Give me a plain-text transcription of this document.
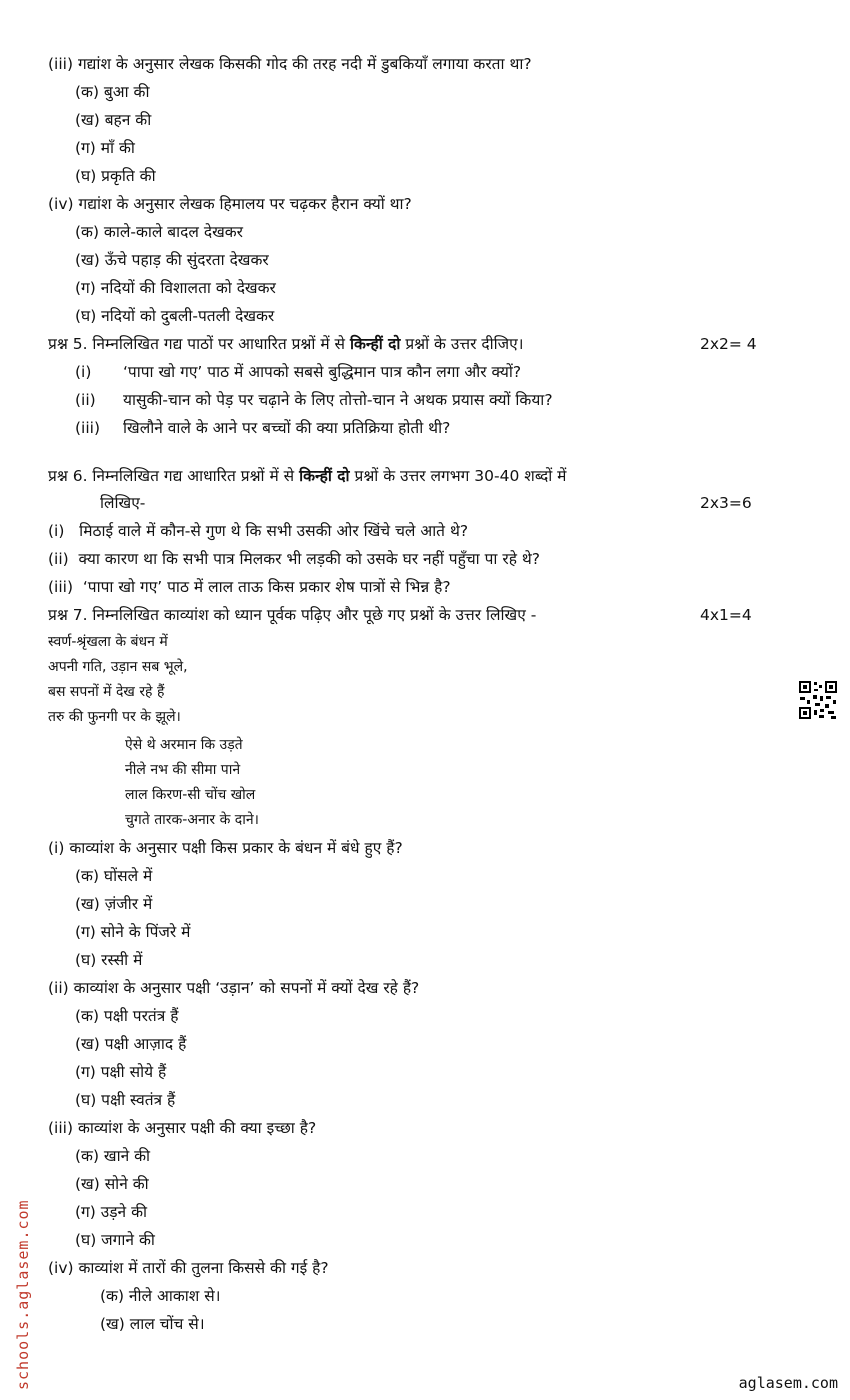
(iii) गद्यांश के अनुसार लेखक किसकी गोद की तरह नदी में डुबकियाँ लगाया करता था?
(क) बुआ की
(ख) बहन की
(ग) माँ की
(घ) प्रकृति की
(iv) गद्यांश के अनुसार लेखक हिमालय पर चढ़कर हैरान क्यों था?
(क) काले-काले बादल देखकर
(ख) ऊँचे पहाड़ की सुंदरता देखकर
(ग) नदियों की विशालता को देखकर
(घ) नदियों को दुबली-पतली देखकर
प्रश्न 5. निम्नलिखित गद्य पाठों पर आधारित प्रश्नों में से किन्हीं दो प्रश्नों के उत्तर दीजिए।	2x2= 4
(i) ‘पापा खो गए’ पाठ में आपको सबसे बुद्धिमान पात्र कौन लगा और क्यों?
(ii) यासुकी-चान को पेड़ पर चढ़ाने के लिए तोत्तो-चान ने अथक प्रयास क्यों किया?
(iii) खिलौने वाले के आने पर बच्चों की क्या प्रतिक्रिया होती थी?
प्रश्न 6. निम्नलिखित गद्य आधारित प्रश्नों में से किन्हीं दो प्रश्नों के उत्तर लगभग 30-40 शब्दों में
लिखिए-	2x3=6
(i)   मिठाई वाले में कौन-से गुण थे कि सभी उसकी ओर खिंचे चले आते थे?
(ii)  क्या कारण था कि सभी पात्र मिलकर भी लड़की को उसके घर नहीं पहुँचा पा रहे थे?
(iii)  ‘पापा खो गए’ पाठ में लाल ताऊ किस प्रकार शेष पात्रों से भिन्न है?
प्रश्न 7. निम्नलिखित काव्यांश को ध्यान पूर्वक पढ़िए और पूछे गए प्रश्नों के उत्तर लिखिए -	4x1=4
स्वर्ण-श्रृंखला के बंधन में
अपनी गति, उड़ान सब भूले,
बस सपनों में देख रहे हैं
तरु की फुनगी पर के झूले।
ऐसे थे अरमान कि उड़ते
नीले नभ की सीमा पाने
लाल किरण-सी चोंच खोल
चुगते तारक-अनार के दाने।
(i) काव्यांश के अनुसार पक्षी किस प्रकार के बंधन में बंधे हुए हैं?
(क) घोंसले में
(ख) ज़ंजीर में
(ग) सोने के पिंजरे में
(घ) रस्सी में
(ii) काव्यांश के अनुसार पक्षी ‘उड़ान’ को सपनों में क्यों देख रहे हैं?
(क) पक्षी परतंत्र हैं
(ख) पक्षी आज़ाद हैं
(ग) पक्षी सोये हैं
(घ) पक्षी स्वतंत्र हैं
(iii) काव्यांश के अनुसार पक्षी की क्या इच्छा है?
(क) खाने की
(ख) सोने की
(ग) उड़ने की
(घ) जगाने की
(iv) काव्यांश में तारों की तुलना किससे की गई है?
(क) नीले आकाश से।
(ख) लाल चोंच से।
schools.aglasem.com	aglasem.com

************

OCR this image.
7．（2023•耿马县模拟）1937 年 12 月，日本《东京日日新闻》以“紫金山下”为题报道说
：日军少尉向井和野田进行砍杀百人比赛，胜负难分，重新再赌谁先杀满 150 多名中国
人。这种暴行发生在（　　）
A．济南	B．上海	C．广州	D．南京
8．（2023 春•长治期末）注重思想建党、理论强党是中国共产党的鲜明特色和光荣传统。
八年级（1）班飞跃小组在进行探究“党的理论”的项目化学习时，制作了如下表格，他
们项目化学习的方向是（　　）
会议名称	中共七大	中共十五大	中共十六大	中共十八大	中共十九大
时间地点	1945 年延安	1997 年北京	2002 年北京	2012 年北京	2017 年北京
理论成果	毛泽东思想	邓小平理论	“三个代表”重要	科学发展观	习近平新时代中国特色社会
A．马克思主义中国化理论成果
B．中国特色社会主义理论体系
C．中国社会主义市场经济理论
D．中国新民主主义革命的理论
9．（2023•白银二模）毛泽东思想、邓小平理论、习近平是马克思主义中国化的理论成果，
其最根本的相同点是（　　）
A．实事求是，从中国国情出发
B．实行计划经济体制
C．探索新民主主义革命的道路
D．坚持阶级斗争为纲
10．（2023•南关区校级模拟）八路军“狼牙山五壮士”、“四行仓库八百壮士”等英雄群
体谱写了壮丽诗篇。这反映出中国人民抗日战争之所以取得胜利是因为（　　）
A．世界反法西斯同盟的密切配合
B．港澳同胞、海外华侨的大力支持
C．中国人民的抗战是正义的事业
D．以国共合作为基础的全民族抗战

************

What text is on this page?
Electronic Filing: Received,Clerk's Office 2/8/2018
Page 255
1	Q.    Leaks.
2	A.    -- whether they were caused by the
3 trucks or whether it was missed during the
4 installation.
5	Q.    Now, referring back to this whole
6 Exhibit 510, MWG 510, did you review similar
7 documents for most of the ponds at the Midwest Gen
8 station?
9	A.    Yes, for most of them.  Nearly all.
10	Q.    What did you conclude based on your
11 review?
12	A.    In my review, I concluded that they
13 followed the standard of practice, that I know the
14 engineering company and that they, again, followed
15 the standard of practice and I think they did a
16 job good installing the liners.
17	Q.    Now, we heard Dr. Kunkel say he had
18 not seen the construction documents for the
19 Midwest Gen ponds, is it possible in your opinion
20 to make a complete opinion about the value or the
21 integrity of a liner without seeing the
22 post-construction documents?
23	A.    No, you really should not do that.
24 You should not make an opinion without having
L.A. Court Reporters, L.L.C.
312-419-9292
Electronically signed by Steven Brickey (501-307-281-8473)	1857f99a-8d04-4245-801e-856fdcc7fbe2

************

**Exercise requirements:**
Which lines hold the word "opinion"? Copy every one of them.

**Solution:**
19 Midwest Gen ponds, is it possible in your opinion
20 to make a complete opinion about the value or the
24 You should not make an opinion without having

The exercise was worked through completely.